### JOB:
Search the entries below. Return every line that has "ylabel" in it.

— Start of THE INPUT —

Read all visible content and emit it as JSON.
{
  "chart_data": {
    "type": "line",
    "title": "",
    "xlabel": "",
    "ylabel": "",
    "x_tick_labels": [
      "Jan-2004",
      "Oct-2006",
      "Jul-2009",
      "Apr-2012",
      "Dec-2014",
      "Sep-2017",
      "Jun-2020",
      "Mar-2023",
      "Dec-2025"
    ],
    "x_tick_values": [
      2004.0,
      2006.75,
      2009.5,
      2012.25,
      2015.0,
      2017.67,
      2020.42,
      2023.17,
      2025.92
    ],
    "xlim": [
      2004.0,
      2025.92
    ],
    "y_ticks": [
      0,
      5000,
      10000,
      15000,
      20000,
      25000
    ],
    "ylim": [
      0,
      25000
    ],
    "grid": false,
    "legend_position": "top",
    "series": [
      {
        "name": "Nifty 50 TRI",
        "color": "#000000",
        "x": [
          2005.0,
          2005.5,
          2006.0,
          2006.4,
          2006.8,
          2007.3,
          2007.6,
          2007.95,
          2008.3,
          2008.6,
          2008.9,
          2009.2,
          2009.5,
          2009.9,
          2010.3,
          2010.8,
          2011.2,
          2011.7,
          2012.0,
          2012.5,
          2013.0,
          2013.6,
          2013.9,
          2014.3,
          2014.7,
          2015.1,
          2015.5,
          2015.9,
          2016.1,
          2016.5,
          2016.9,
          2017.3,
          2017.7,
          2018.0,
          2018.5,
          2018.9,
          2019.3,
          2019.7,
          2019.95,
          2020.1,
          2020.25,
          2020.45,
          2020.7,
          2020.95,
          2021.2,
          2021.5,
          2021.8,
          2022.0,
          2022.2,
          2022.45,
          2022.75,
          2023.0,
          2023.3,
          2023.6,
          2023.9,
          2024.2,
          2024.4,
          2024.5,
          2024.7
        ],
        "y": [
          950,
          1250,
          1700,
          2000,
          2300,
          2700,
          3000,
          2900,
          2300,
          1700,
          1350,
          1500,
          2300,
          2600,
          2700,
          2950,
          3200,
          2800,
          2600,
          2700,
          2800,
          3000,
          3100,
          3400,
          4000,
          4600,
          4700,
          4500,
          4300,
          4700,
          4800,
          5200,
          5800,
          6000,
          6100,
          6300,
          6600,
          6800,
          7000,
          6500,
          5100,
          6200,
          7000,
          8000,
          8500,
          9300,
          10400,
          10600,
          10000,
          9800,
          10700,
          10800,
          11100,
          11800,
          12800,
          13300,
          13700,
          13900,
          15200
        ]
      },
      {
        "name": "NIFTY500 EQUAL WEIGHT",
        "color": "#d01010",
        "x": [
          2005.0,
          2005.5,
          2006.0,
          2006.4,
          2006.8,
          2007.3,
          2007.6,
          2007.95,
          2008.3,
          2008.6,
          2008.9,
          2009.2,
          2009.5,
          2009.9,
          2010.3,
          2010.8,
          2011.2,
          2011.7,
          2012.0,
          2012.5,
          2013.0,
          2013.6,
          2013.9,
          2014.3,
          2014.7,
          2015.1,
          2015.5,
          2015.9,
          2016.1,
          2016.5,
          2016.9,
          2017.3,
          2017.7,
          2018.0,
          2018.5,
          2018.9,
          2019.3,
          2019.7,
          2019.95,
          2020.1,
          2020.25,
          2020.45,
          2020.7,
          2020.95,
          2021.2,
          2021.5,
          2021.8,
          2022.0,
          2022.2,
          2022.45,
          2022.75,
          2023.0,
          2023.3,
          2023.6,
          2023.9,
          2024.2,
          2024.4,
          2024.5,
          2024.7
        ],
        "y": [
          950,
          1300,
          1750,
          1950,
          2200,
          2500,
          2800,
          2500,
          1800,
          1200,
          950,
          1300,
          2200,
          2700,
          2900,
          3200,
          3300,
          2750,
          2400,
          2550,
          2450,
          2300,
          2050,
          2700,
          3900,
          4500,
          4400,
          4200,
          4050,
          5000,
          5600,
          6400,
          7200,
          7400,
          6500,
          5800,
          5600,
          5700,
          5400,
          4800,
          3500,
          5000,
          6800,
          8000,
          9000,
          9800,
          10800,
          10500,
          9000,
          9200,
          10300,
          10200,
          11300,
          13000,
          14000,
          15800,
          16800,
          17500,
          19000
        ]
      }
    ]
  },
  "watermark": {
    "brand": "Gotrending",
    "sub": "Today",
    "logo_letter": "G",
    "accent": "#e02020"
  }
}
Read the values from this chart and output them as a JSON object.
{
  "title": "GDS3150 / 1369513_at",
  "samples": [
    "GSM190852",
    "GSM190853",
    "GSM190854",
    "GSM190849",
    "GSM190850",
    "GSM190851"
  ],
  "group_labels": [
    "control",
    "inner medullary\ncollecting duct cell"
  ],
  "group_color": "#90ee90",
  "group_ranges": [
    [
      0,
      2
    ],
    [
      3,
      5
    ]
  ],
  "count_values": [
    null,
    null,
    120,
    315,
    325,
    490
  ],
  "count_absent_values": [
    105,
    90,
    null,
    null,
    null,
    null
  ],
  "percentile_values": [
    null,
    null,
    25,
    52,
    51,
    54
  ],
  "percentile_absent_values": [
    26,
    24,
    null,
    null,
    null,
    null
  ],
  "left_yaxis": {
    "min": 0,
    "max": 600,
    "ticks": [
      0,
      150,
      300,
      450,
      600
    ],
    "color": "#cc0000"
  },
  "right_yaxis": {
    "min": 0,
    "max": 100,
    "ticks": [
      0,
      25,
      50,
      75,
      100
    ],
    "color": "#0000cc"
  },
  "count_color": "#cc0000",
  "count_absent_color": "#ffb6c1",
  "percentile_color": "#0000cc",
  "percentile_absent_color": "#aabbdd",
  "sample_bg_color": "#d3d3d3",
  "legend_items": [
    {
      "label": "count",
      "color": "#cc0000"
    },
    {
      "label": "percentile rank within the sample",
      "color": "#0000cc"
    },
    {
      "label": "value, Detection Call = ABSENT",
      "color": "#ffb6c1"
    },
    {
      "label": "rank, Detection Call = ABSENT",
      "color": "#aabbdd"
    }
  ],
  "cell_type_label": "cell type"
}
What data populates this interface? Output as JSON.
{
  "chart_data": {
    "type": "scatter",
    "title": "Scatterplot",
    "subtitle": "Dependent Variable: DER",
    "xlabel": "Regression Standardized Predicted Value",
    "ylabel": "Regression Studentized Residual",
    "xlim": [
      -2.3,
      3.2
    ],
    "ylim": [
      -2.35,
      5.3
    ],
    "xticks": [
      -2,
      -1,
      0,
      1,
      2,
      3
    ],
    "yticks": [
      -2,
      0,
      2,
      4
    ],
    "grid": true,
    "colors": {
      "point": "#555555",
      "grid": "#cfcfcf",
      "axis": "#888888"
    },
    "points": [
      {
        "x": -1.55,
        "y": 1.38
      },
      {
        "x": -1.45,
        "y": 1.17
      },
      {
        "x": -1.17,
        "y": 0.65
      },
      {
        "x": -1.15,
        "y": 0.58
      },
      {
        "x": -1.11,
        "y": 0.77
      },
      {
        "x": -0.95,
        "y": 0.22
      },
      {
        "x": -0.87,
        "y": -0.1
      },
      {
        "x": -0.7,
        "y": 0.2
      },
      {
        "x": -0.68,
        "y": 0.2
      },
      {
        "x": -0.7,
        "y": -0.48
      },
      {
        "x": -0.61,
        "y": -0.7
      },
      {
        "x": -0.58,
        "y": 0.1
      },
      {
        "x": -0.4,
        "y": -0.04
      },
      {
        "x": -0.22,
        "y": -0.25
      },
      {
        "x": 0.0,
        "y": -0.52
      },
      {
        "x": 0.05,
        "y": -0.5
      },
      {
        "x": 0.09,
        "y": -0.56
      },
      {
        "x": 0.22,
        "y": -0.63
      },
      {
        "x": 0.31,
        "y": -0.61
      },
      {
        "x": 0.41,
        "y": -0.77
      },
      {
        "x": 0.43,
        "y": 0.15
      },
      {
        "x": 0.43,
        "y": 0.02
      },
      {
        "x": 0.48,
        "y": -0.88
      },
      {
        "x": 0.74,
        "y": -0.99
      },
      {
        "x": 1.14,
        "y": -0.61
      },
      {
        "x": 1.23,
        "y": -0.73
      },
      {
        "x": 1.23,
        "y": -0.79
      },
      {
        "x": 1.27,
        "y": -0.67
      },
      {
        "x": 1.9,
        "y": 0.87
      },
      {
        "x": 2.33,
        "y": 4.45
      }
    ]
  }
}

— End of THE INPUT —

### FULL ANSWER:
    "ylabel": "",
    "ylabel": "Regression Studentized Residual",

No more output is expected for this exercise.